Retype the lines of these records from the one containing "Patent image size: (1084, 1295)." through the one containing "The lavatory sink 112 is at (360, 614).", both included.

───── Material for this task

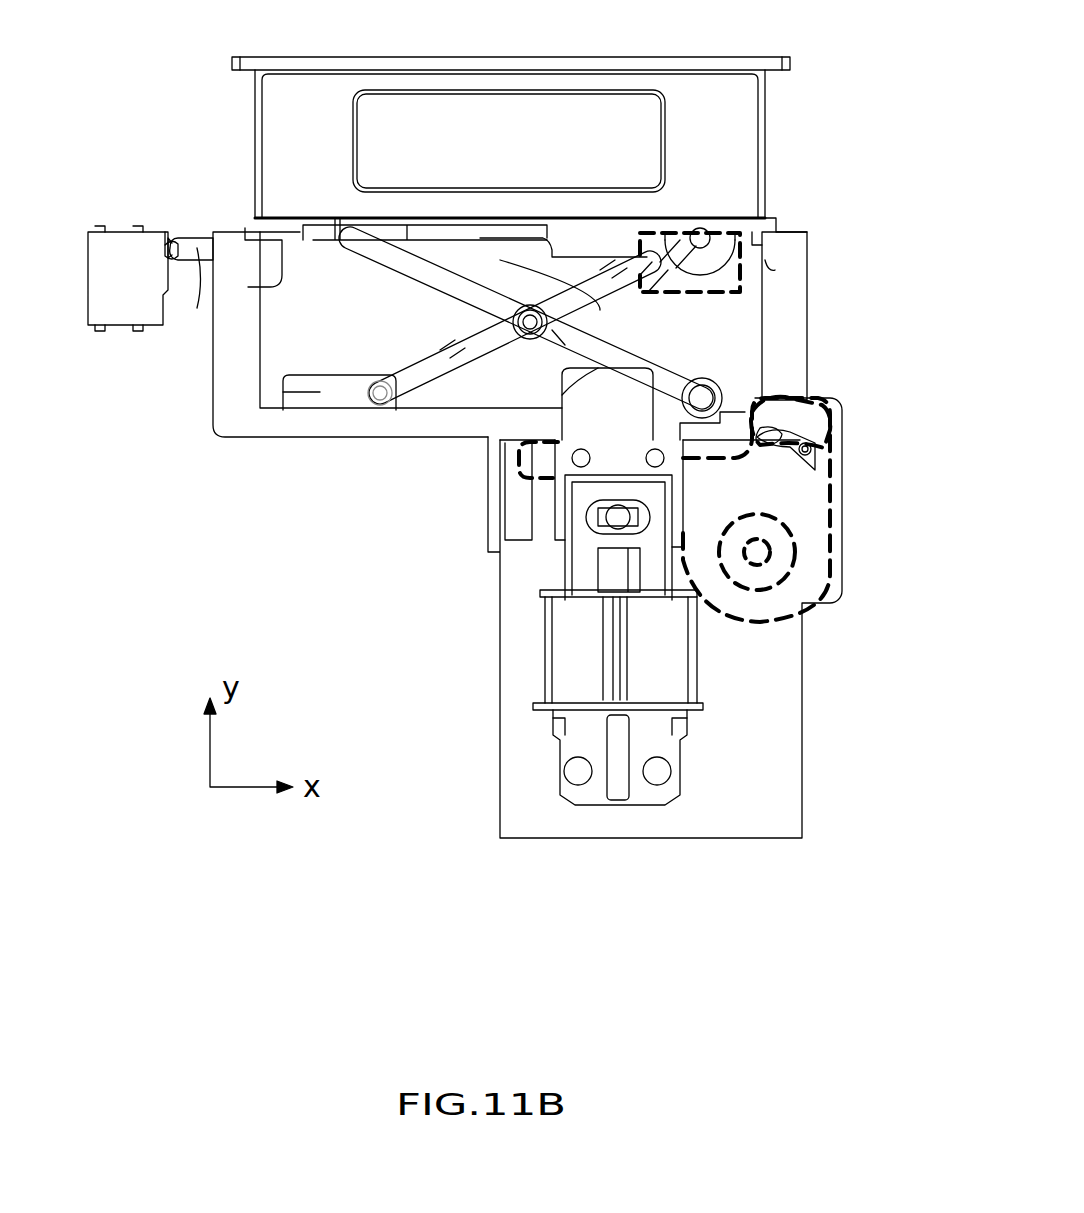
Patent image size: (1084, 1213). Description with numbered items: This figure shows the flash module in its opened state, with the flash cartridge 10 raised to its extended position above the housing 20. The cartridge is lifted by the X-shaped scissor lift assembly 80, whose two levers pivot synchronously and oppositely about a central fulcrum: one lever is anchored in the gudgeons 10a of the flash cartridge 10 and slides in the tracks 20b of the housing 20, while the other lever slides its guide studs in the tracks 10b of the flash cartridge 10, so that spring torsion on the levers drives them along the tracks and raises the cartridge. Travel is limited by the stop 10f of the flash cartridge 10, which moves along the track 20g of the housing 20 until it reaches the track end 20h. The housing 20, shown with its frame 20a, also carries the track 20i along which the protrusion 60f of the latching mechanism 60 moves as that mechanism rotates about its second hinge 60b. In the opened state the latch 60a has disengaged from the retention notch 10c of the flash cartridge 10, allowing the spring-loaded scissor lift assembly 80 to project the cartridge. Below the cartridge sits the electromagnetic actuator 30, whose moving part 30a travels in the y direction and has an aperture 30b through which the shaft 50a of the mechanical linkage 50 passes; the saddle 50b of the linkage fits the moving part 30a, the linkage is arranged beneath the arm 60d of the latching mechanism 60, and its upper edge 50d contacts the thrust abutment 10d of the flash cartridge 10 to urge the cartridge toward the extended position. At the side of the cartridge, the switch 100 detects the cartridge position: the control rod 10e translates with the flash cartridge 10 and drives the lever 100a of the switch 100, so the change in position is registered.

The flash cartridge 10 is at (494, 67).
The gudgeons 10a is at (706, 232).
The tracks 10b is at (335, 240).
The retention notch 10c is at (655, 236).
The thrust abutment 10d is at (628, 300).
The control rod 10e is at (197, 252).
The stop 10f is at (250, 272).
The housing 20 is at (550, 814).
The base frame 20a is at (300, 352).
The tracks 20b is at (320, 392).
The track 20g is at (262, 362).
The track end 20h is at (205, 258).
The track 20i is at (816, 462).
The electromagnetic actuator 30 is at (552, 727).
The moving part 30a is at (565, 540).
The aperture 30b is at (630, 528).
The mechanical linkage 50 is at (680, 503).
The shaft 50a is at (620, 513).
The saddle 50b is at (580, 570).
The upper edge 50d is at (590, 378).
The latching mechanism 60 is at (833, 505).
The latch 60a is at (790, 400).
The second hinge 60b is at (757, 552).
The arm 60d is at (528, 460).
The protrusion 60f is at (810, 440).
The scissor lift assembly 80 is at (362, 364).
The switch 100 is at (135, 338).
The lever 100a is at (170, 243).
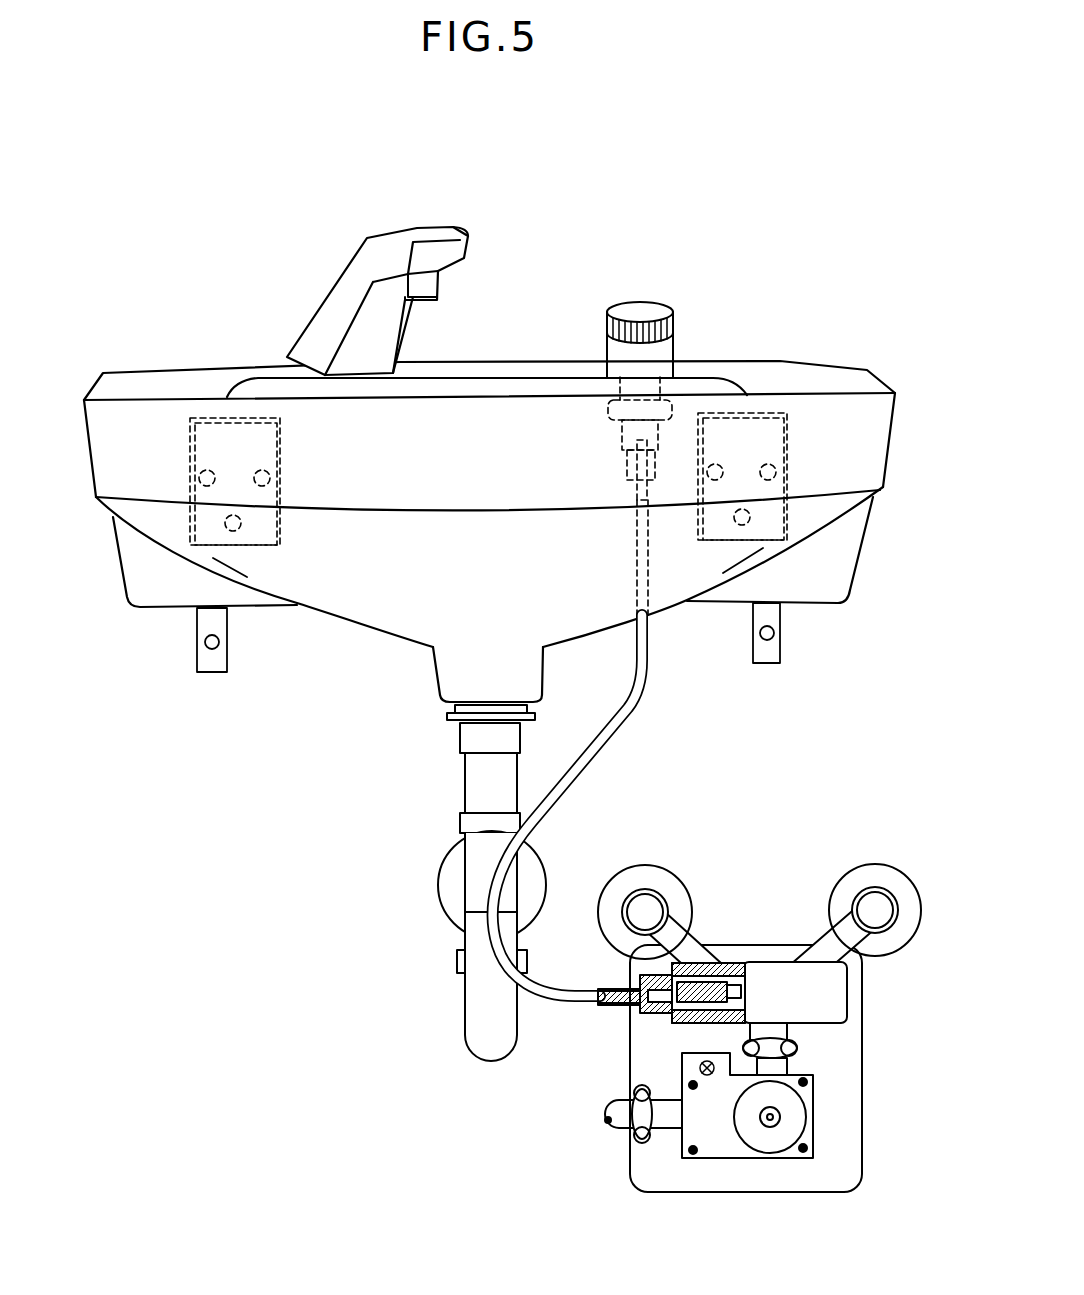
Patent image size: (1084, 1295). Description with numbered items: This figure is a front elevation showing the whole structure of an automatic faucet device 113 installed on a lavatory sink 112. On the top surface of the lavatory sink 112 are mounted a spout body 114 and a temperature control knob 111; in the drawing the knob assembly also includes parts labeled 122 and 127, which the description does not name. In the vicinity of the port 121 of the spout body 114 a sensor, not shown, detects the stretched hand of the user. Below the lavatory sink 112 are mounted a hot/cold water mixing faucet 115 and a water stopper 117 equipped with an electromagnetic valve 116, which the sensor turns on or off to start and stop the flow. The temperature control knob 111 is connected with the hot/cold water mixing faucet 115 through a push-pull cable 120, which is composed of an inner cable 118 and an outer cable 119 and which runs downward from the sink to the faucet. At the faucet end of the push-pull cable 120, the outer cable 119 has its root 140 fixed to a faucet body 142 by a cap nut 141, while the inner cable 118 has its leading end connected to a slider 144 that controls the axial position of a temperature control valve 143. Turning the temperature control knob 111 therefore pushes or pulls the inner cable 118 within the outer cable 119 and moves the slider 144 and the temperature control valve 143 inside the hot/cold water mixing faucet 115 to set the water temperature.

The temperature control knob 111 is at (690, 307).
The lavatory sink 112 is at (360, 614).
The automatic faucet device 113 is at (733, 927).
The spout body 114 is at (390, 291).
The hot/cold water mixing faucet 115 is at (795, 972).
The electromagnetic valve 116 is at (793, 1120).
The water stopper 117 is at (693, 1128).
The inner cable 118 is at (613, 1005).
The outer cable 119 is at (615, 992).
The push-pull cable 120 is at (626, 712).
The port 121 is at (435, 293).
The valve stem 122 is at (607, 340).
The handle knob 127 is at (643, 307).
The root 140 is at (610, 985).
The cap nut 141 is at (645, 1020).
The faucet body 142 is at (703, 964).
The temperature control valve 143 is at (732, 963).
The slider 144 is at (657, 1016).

──────────
───── Material for this task

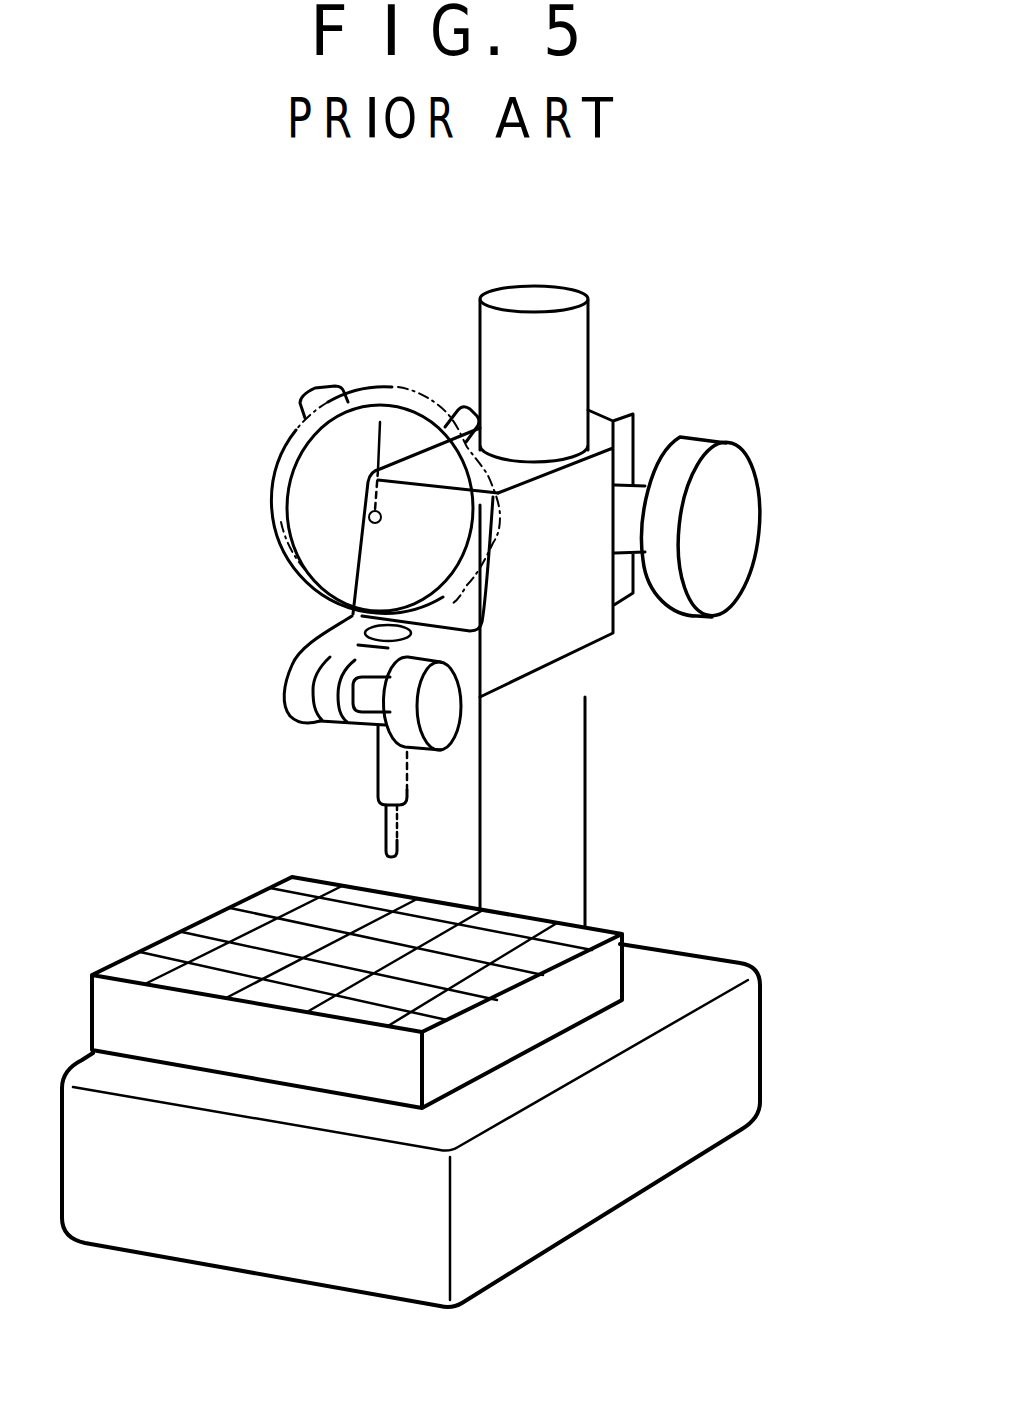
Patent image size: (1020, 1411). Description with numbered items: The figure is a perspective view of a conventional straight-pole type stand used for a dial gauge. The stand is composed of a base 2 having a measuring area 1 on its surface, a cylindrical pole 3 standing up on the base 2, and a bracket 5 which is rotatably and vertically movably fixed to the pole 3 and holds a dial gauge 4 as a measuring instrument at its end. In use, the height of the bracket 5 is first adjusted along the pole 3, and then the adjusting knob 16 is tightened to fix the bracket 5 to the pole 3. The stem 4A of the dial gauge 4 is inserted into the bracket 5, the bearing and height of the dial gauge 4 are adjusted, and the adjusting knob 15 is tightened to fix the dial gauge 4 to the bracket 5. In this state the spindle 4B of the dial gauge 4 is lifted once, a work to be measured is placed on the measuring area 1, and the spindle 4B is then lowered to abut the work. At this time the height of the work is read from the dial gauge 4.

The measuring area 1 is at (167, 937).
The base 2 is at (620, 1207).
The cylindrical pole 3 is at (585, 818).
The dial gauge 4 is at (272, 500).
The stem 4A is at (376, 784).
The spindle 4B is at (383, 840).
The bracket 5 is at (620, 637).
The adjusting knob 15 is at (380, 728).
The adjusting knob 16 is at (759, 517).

──────────

● **Expected answer**
Patent image size: (1084, 1295). Description with numbered items: This figure is a front elevation showing the whole structure of an automatic faucet device 113 installed on a lavatory sink 112. On the top surface of the lavatory sink 112 are mounted a spout body 114 and a temperature control knob 111; in the drawing the knob assembly also includes parts labeled 122 and 127, which the description does not name. In the vicinity of the port 121 of the spout body 114 a sensor, not shown, detects the stretched hand of the user. Below the lavatory sink 112 are mounted a hot/cold water mixing faucet 115 and a water stopper 117 equipped with an electromagnetic valve 116, which the sensor turns on or off to start and stop the flow. The temperature control knob 111 is connected with the hot/cold water mixing faucet 115 through a push-pull cable 120, which is composed of an inner cable 118 and an outer cable 119 and which runs downward from the sink to the faucet. At the faucet end of the push-pull cable 120, the outer cable 119 has its root 140 fixed to a faucet body 142 by a cap nut 141, while the inner cable 118 has its leading end connected to a slider 144 that controls the axial position of a temperature control valve 143. Turning the temperature control knob 111 therefore pushes or pulls the inner cable 118 within the outer cable 119 and moves the slider 144 and the temperature control valve 143 inside the hot/cold water mixing faucet 115 to set the water temperature.

The temperature control knob 111 is at (690, 307).
The lavatory sink 112 is at (360, 614).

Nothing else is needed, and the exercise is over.